> REQUIREMENT:
All of the records below need to be copied exactly.

> INPUT RECORDS:
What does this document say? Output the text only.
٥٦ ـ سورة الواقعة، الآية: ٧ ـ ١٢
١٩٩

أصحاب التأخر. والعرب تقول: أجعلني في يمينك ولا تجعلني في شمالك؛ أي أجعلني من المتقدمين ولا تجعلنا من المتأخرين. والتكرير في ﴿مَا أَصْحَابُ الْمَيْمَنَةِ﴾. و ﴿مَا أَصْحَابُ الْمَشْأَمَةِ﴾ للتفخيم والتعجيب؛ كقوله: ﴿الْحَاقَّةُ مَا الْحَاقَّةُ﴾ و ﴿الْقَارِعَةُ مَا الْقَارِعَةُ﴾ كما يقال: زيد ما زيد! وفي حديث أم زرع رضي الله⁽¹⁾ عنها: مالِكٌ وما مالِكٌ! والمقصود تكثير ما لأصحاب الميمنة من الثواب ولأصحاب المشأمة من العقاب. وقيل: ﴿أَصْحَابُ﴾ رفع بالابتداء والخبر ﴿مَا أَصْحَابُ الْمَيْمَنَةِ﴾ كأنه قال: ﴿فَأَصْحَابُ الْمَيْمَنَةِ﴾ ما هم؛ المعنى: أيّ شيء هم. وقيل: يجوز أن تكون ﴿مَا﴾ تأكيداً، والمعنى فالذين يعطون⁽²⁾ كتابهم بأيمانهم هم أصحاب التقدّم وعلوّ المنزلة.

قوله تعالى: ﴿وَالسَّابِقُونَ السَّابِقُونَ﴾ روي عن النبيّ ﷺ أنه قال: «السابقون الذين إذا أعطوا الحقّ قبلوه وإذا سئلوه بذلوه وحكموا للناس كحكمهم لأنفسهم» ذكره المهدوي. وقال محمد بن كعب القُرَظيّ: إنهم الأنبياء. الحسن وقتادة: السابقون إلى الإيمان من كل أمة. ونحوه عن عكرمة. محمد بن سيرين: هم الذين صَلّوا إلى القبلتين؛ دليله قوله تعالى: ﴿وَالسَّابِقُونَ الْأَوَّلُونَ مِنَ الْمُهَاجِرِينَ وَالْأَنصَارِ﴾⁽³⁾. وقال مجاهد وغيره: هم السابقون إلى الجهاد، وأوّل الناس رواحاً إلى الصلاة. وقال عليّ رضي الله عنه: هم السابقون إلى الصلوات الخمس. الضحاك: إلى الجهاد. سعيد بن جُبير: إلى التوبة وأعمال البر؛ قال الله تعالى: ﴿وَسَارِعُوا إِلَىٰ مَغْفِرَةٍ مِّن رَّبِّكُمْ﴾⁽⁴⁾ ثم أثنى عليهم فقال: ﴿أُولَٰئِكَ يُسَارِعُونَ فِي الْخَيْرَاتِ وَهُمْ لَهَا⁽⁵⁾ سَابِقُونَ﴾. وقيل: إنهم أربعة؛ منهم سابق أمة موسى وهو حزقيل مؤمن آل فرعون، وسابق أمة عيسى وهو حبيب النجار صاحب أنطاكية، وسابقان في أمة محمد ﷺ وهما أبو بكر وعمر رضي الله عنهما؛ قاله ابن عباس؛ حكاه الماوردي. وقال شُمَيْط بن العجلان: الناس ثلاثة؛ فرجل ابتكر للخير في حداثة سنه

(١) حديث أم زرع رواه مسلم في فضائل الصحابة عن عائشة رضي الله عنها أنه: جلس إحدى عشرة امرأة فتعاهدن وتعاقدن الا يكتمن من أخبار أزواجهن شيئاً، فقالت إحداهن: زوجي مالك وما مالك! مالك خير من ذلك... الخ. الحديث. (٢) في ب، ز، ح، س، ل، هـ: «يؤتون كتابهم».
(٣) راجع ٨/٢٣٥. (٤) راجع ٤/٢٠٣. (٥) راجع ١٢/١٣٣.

> EXERCISE SOLUTION:
What does this document say? Output the text only.
٥٦ ـ سورة الواقعة، الآية: ٧ ـ ١٢
١٩٩

أصحاب التأخر. والعرب تقول: أجعلني في يمينك ولا تجعلني في شمالك؛ أي أجعلني من المتقدمين ولا تجعلنا من المتأخرين. والتكرير في ﴿مَا أَصْحَابُ الْمَيْمَنَةِ﴾. و ﴿مَا أَصْحَابُ الْمَشْأَمَةِ﴾ للتفخيم والتعجيب؛ كقوله: ﴿الْحَاقَّةُ مَا الْحَاقَّةُ﴾ و ﴿الْقَارِعَةُ مَا الْقَارِعَةُ﴾ كما يقال: زيد ما زيد! وفي حديث أم زرع رضي الله⁽¹⁾ عنها: مالِكٌ وما مالِكٌ! والمقصود تكثير ما لأصحاب الميمنة من الثواب ولأصحاب المشأمة من العقاب. وقيل: ﴿أَصْحَابُ﴾ رفع بالابتداء والخبر ﴿مَا أَصْحَابُ الْمَيْمَنَةِ﴾ كأنه قال: ﴿فَأَصْحَابُ الْمَيْمَنَةِ﴾ ما هم؛ المعنى: أيّ شيء هم. وقيل: يجوز أن تكون ﴿مَا﴾ تأكيداً، والمعنى فالذين يعطون⁽²⁾ كتابهم بأيمانهم هم أصحاب التقدّم وعلوّ المنزلة.

قوله تعالى: ﴿وَالسَّابِقُونَ السَّابِقُونَ﴾ روي عن النبيّ ﷺ أنه قال: «السابقون الذين إذا أعطوا الحقّ قبلوه وإذا سئلوه بذلوه وحكموا للناس كحكمهم لأنفسهم» ذكره المهدوي. وقال محمد بن كعب القُرَظيّ: إنهم الأنبياء. الحسن وقتادة: السابقون إلى الإيمان من كل أمة. ونحوه عن عكرمة. محمد بن سيرين: هم الذين صَلّوا إلى القبلتين؛ دليله قوله تعالى: ﴿وَالسَّابِقُونَ الْأَوَّلُونَ مِنَ الْمُهَاجِرِينَ وَالْأَنصَارِ﴾⁽³⁾. وقال مجاهد وغيره: هم السابقون إلى الجهاد، وأوّل الناس رواحاً إلى الصلاة. وقال عليّ رضي الله عنه: هم السابقون إلى الصلوات الخمس. الضحاك: إلى الجهاد. سعيد بن جُبير: إلى التوبة وأعمال البر؛ قال الله تعالى: ﴿وَسَارِعُوا إِلَىٰ مَغْفِرَةٍ مِّن رَّبِّكُمْ﴾⁽⁴⁾ ثم أثنى عليهم فقال: ﴿أُولَٰئِكَ يُسَارِعُونَ فِي الْخَيْرَاتِ وَهُمْ لَهَا⁽⁵⁾ سَابِقُونَ﴾. وقيل: إنهم أربعة؛ منهم سابق أمة موسى وهو حزقيل مؤمن آل فرعون، وسابق أمة عيسى وهو حبيب النجار صاحب أنطاكية، وسابقان في أمة محمد ﷺ وهما أبو بكر وعمر رضي الله عنهما؛ قاله ابن عباس؛ حكاه الماوردي. وقال شُمَيْط بن العجلان: الناس ثلاثة؛ فرجل ابتكر للخير في حداثة سنه

(١) حديث أم زرع رواه مسلم في فضائل الصحابة عن عائشة رضي الله عنها أنه: جلس إحدى عشرة امرأة فتعاهدن وتعاقدن الا يكتمن من أخبار أزواجهن شيئاً، فقالت إحداهن: زوجي مالك وما مالك! مالك خير من ذلك... الخ. الحديث. (٢) في ب، ز، ح، س، ل، هـ: «يؤتون كتابهم».
(٣) راجع ٨/٢٣٥. (٤) راجع ٤/٢٠٣. (٥) راجع ١٢/١٣٣.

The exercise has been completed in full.